> **EXERCISE AIM**: Without the images, write out all of the following entries exactly.
#### GIVEN DATA
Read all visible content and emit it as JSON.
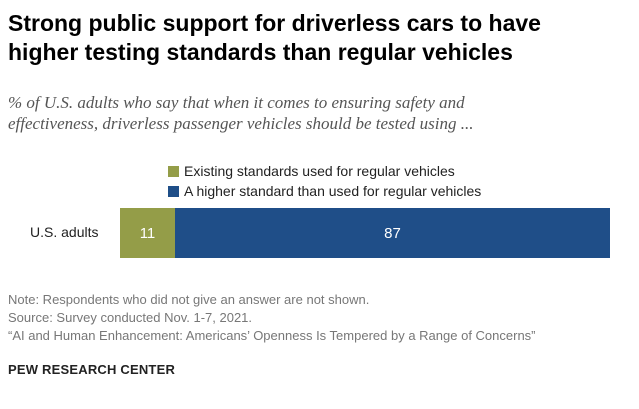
{
  "header": {
    "title_line1": "Strong public support for driverless cars to have",
    "title_line2": "higher testing standards than regular vehicles",
    "subtitle_line1": "% of U.S. adults who say that when it comes to ensuring safety and",
    "subtitle_line2": "effectiveness, driverless passenger vehicles should be tested using ..."
  },
  "chart_data": {
    "type": "bar",
    "orientation": "horizontal",
    "stacked": true,
    "categories": [
      "U.S. adults"
    ],
    "series": [
      {
        "name": "Existing standards used for regular vehicles",
        "values": [
          11
        ],
        "color": "#949d48"
      },
      {
        "name": "A higher standard than used for regular vehicles",
        "values": [
          87
        ],
        "color": "#1f4e88"
      }
    ],
    "xlim": [
      0,
      100
    ],
    "legend_position": "top"
  },
  "footer": {
    "note": "Note: Respondents who did not give an answer are not shown.",
    "source": "Source: Survey conducted Nov. 1-7, 2021.",
    "report": "“AI and Human Enhancement: Americans’ Openness Is Tempered by a Range of Concerns”",
    "brand": "PEW RESEARCH CENTER"
  }
}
########
> **ANSWER TO THE TASK**:
Read all visible content and emit it as JSON.
{
  "header": {
    "title_line1": "Strong public support for driverless cars to have",
    "title_line2": "higher testing standards than regular vehicles",
    "subtitle_line1": "% of U.S. adults who say that when it comes to ensuring safety and",
    "subtitle_line2": "effectiveness, driverless passenger vehicles should be tested using ..."
  },
  "chart_data": {
    "type": "bar",
    "orientation": "horizontal",
    "stacked": true,
    "categories": [
      "U.S. adults"
    ],
    "series": [
      {
        "name": "Existing standards used for regular vehicles",
        "values": [
          11
        ],
        "color": "#949d48"
      },
      {
        "name": "A higher standard than used for regular vehicles",
        "values": [
          87
        ],
        "color": "#1f4e88"
      }
    ],
    "xlim": [
      0,
      100
    ],
    "legend_position": "top"
  },
  "footer": {
    "note": "Note: Respondents who did not give an answer are not shown.",
    "source": "Source: Survey conducted Nov. 1-7, 2021.",
    "report": "“AI and Human Enhancement: Americans’ Openness Is Tempered by a Range of Concerns”",
    "brand": "PEW RESEARCH CENTER"
  }
}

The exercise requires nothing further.